BEGIN

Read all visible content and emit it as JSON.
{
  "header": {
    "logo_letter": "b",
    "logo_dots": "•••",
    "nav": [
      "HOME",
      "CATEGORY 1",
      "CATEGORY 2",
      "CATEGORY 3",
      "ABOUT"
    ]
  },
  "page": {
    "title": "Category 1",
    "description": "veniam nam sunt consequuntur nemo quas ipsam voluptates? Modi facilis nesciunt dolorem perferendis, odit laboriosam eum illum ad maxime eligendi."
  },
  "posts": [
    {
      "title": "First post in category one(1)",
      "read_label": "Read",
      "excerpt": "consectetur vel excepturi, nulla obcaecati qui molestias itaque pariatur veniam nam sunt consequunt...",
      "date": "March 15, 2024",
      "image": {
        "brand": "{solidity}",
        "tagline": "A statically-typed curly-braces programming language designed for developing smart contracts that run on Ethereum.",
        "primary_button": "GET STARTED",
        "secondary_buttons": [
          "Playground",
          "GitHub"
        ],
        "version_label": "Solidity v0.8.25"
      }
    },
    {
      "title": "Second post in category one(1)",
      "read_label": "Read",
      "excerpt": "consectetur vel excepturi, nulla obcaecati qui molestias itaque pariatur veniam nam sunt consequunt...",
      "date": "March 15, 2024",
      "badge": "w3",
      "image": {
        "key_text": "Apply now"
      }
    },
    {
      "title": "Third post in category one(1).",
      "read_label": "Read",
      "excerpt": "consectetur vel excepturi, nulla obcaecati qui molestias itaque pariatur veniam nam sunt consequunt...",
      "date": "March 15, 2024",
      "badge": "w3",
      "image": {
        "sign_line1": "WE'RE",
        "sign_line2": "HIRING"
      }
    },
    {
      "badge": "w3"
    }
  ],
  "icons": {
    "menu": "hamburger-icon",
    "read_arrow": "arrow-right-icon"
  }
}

END

_What you will do_
Reproduce the material verbatim, line by line.

_Result_
Read all visible content and emit it as JSON.
{
  "header": {
    "logo_letter": "b",
    "logo_dots": "•••",
    "nav": [
      "HOME",
      "CATEGORY 1",
      "CATEGORY 2",
      "CATEGORY 3",
      "ABOUT"
    ]
  },
  "page": {
    "title": "Category 1",
    "description": "veniam nam sunt consequuntur nemo quas ipsam voluptates? Modi facilis nesciunt dolorem perferendis, odit laboriosam eum illum ad maxime eligendi."
  },
  "posts": [
    {
      "title": "First post in category one(1)",
      "read_label": "Read",
      "excerpt": "consectetur vel excepturi, nulla obcaecati qui molestias itaque pariatur veniam nam sunt consequunt...",
      "date": "March 15, 2024",
      "image": {
        "brand": "{solidity}",
        "tagline": "A statically-typed curly-braces programming language designed for developing smart contracts that run on Ethereum.",
        "primary_button": "GET STARTED",
        "secondary_buttons": [
          "Playground",
          "GitHub"
        ],
        "version_label": "Solidity v0.8.25"
      }
    },
    {
      "title": "Second post in category one(1)",
      "read_label": "Read",
      "excerpt": "consectetur vel excepturi, nulla obcaecati qui molestias itaque pariatur veniam nam sunt consequunt...",
      "date": "March 15, 2024",
      "badge": "w3",
      "image": {
        "key_text": "Apply now"
      }
    },
    {
      "title": "Third post in category one(1).",
      "read_label": "Read",
      "excerpt": "consectetur vel excepturi, nulla obcaecati qui molestias itaque pariatur veniam nam sunt consequunt...",
      "date": "March 15, 2024",
      "badge": "w3",
      "image": {
        "sign_line1": "WE'RE",
        "sign_line2": "HIRING"
      }
    },
    {
      "badge": "w3"
    }
  ],
  "icons": {
    "menu": "hamburger-icon",
    "read_arrow": "arrow-right-icon"
  }
}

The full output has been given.